Write out the records beneath this line exactly as they appear, minus any images.

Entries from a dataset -
▼▼▼
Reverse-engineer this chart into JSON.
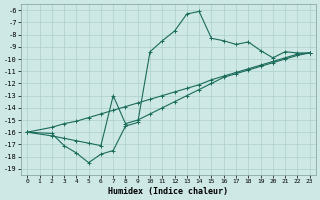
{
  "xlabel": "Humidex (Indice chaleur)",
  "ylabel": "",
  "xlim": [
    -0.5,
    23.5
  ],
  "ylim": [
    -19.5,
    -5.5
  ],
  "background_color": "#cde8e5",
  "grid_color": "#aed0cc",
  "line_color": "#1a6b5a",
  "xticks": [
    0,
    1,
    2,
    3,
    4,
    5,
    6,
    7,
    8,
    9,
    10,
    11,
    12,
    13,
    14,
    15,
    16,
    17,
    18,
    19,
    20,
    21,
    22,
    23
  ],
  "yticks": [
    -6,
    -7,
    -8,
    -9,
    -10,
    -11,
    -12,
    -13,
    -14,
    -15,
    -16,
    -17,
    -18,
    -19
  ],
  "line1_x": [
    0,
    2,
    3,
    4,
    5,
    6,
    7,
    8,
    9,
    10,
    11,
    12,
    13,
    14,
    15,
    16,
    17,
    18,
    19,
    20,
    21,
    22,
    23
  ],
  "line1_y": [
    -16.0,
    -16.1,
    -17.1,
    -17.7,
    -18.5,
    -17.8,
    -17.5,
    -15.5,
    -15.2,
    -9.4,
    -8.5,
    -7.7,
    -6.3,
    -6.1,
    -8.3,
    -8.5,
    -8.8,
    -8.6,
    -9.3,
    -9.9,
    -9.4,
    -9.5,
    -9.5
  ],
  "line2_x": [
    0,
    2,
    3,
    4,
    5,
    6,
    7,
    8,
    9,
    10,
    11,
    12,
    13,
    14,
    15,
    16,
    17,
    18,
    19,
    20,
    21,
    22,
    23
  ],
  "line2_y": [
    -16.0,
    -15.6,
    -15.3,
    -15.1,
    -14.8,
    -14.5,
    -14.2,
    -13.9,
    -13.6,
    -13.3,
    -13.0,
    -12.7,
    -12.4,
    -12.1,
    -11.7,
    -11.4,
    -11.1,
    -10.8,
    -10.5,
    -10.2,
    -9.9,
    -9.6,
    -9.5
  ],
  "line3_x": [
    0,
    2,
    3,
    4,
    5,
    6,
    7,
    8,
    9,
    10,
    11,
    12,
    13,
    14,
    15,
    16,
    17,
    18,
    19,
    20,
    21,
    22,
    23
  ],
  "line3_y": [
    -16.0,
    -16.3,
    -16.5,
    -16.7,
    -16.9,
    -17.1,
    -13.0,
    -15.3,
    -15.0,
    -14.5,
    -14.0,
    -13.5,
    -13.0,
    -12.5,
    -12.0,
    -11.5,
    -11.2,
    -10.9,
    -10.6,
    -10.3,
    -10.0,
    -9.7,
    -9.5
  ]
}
▲▲▲
Correct answer -
Reverse-engineer this chart into JSON.
{
  "xlabel": "Humidex (Indice chaleur)",
  "ylabel": "",
  "xlim": [
    -0.5,
    23.5
  ],
  "ylim": [
    -19.5,
    -5.5
  ],
  "background_color": "#cde8e5",
  "grid_color": "#aed0cc",
  "line_color": "#1a6b5a",
  "xticks": [
    0,
    1,
    2,
    3,
    4,
    5,
    6,
    7,
    8,
    9,
    10,
    11,
    12,
    13,
    14,
    15,
    16,
    17,
    18,
    19,
    20,
    21,
    22,
    23
  ],
  "yticks": [
    -6,
    -7,
    -8,
    -9,
    -10,
    -11,
    -12,
    -13,
    -14,
    -15,
    -16,
    -17,
    -18,
    -19
  ],
  "line1_x": [
    0,
    2,
    3,
    4,
    5,
    6,
    7,
    8,
    9,
    10,
    11,
    12,
    13,
    14,
    15,
    16,
    17,
    18,
    19,
    20,
    21,
    22,
    23
  ],
  "line1_y": [
    -16.0,
    -16.1,
    -17.1,
    -17.7,
    -18.5,
    -17.8,
    -17.5,
    -15.5,
    -15.2,
    -9.4,
    -8.5,
    -7.7,
    -6.3,
    -6.1,
    -8.3,
    -8.5,
    -8.8,
    -8.6,
    -9.3,
    -9.9,
    -9.4,
    -9.5,
    -9.5
  ],
  "line2_x": [
    0,
    2,
    3,
    4,
    5,
    6,
    7,
    8,
    9,
    10,
    11,
    12,
    13,
    14,
    15,
    16,
    17,
    18,
    19,
    20,
    21,
    22,
    23
  ],
  "line2_y": [
    -16.0,
    -15.6,
    -15.3,
    -15.1,
    -14.8,
    -14.5,
    -14.2,
    -13.9,
    -13.6,
    -13.3,
    -13.0,
    -12.7,
    -12.4,
    -12.1,
    -11.7,
    -11.4,
    -11.1,
    -10.8,
    -10.5,
    -10.2,
    -9.9,
    -9.6,
    -9.5
  ],
  "line3_x": [
    0,
    2,
    3,
    4,
    5,
    6,
    7,
    8,
    9,
    10,
    11,
    12,
    13,
    14,
    15,
    16,
    17,
    18,
    19,
    20,
    21,
    22,
    23
  ],
  "line3_y": [
    -16.0,
    -16.3,
    -16.5,
    -16.7,
    -16.9,
    -17.1,
    -13.0,
    -15.3,
    -15.0,
    -14.5,
    -14.0,
    -13.5,
    -13.0,
    -12.5,
    -12.0,
    -11.5,
    -11.2,
    -10.9,
    -10.6,
    -10.3,
    -10.0,
    -9.7,
    -9.5
  ]
}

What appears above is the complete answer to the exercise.